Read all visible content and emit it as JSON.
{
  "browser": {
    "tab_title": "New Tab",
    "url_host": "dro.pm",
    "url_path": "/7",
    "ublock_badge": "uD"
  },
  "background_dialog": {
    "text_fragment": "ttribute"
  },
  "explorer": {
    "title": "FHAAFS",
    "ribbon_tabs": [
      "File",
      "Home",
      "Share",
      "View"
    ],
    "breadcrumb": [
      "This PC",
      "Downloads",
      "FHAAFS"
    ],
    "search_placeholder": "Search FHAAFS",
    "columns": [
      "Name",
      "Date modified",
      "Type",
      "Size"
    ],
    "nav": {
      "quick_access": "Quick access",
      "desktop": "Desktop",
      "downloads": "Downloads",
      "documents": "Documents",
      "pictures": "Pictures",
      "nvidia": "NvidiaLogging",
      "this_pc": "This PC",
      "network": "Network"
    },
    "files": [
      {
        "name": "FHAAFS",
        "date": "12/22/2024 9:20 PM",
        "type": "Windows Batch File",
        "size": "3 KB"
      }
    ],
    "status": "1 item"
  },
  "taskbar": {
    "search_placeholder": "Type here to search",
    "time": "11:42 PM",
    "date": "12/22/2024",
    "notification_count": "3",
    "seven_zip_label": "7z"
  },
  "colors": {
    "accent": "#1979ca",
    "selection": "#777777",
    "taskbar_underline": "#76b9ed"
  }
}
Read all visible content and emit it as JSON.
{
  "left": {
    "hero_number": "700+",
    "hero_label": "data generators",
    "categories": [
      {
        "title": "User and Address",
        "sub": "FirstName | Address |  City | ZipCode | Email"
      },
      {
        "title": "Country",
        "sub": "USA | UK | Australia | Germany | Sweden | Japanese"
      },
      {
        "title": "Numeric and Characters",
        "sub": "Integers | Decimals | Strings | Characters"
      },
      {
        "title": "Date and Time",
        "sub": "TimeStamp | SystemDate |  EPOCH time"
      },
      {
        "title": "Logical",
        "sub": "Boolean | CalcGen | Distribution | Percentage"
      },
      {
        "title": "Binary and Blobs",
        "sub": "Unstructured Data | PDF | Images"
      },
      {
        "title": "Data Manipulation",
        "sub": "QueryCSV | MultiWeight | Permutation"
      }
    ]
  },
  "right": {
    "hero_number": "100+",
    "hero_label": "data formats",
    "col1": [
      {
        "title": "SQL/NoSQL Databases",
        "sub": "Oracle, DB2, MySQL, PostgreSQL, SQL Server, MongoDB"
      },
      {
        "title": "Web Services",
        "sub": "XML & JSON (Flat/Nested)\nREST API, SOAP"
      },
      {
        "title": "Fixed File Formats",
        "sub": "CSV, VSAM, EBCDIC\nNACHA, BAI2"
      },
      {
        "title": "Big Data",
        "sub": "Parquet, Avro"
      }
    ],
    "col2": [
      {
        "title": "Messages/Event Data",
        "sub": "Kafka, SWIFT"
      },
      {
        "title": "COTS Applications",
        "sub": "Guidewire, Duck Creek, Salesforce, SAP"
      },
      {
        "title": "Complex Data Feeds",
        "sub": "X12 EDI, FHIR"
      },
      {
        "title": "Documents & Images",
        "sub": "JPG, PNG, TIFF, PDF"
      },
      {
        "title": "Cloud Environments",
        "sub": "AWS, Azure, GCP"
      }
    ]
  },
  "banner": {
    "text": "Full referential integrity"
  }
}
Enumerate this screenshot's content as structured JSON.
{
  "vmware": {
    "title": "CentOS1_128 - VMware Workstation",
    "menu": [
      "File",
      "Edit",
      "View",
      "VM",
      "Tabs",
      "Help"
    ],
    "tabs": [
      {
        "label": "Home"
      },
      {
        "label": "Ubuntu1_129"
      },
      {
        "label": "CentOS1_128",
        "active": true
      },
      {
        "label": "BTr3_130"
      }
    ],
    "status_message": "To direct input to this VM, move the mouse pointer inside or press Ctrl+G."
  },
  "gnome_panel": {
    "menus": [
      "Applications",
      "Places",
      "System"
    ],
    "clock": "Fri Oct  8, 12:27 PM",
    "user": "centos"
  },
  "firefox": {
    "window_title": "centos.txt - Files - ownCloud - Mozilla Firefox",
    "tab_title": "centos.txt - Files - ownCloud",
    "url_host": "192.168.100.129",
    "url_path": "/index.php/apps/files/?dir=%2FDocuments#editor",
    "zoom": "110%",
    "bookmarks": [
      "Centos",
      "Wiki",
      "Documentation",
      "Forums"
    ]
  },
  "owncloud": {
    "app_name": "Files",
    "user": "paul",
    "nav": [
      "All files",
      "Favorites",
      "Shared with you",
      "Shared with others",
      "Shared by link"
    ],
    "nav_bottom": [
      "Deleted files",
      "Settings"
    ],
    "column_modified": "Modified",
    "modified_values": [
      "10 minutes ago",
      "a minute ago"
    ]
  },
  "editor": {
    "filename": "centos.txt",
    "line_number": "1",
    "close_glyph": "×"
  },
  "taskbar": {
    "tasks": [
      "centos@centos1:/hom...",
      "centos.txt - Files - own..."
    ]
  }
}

_THE TASK:_
Go back to the listing above and please repeat it exactly.

_TASK SOLUTION:_
Read all visible content and emit it as JSON.
{
  "browser": {
    "tab_title": "New Tab",
    "url_host": "dro.pm",
    "url_path": "/7",
    "ublock_badge": "uD"
  },
  "background_dialog": {
    "text_fragment": "ttribute"
  },
  "explorer": {
    "title": "FHAAFS",
    "ribbon_tabs": [
      "File",
      "Home",
      "Share",
      "View"
    ],
    "breadcrumb": [
      "This PC",
      "Downloads",
      "FHAAFS"
    ],
    "search_placeholder": "Search FHAAFS",
    "columns": [
      "Name",
      "Date modified",
      "Type",
      "Size"
    ],
    "nav": {
      "quick_access": "Quick access",
      "desktop": "Desktop",
      "downloads": "Downloads",
      "documents": "Documents",
      "pictures": "Pictures",
      "nvidia": "NvidiaLogging",
      "this_pc": "This PC",
      "network": "Network"
    },
    "files": [
      {
        "name": "FHAAFS",
        "date": "12/22/2024 9:20 PM",
        "type": "Windows Batch File",
        "size": "3 KB"
      }
    ],
    "status": "1 item"
  },
  "taskbar": {
    "search_placeholder": "Type here to search",
    "time": "11:42 PM",
    "date": "12/22/2024",
    "notification_count": "3",
    "seven_zip_label": "7z"
  },
  "colors": {
    "accent": "#1979ca",
    "selection": "#777777",
    "taskbar_underline": "#76b9ed"
  }
}
Read all visible content and emit it as JSON.
{
  "left": {
    "hero_number": "700+",
    "hero_label": "data generators",
    "categories": [
      {
        "title": "User and Address",
        "sub": "FirstName | Address |  City | ZipCode | Email"
      },
      {
        "title": "Country",
        "sub": "USA | UK | Australia | Germany | Sweden | Japanese"
      },
      {
        "title": "Numeric and Characters",
        "sub": "Integers | Decimals | Strings | Characters"
      },
      {
        "title": "Date and Time",
        "sub": "TimeStamp | SystemDate |  EPOCH time"
      },
      {
        "title": "Logical",
        "sub": "Boolean | CalcGen | Distribution | Percentage"
      },
      {
        "title": "Binary and Blobs",
        "sub": "Unstructured Data | PDF | Images"
      },
      {
        "title": "Data Manipulation",
        "sub": "QueryCSV | MultiWeight | Permutation"
      }
    ]
  },
  "right": {
    "hero_number": "100+",
    "hero_label": "data formats",
    "col1": [
      {
        "title": "SQL/NoSQL Databases",
        "sub": "Oracle, DB2, MySQL, PostgreSQL, SQL Server, MongoDB"
      },
      {
        "title": "Web Services",
        "sub": "XML & JSON (Flat/Nested)\nREST API, SOAP"
      },
      {
        "title": "Fixed File Formats",
        "sub": "CSV, VSAM, EBCDIC\nNACHA, BAI2"
      },
      {
        "title": "Big Data",
        "sub": "Parquet, Avro"
      }
    ],
    "col2": [
      {
        "title": "Messages/Event Data",
        "sub": "Kafka, SWIFT"
      },
      {
        "title": "COTS Applications",
        "sub": "Guidewire, Duck Creek, Salesforce, SAP"
      },
      {
        "title": "Complex Data Feeds",
        "sub": "X12 EDI, FHIR"
      },
      {
        "title": "Documents & Images",
        "sub": "JPG, PNG, TIFF, PDF"
      },
      {
        "title": "Cloud Environments",
        "sub": "AWS, Azure, GCP"
      }
    ]
  },
  "banner": {
    "text": "Full referential integrity"
  }
}
Enumerate this screenshot's content as structured JSON.
{
  "vmware": {
    "title": "CentOS1_128 - VMware Workstation",
    "menu": [
      "File",
      "Edit",
      "View",
      "VM",
      "Tabs",
      "Help"
    ],
    "tabs": [
      {
        "label": "Home"
      },
      {
        "label": "Ubuntu1_129"
      },
      {
        "label": "CentOS1_128",
        "active": true
      },
      {
        "label": "BTr3_130"
      }
    ],
    "status_message": "To direct input to this VM, move the mouse pointer inside or press Ctrl+G."
  },
  "gnome_panel": {
    "menus": [
      "Applications",
      "Places",
      "System"
    ],
    "clock": "Fri Oct  8, 12:27 PM",
    "user": "centos"
  },
  "firefox": {
    "window_title": "centos.txt - Files - ownCloud - Mozilla Firefox",
    "tab_title": "centos.txt - Files - ownCloud",
    "url_host": "192.168.100.129",
    "url_path": "/index.php/apps/files/?dir=%2FDocuments#editor",
    "zoom": "110%",
    "bookmarks": [
      "Centos",
      "Wiki",
      "Documentation",
      "Forums"
    ]
  },
  "owncloud": {
    "app_name": "Files",
    "user": "paul",
    "nav": [
      "All files",
      "Favorites",
      "Shared with you",
      "Shared with others",
      "Shared by link"
    ],
    "nav_bottom": [
      "Deleted files",
      "Settings"
    ],
    "column_modified": "Modified",
    "modified_values": [
      "10 minutes ago",
      "a minute ago"
    ]
  },
  "editor": {
    "filename": "centos.txt",
    "line_number": "1",
    "close_glyph": "×"
  },
  "taskbar": {
    "tasks": [
      "centos@centos1:/hom...",
      "centos.txt - Files - own..."
    ]
  }
}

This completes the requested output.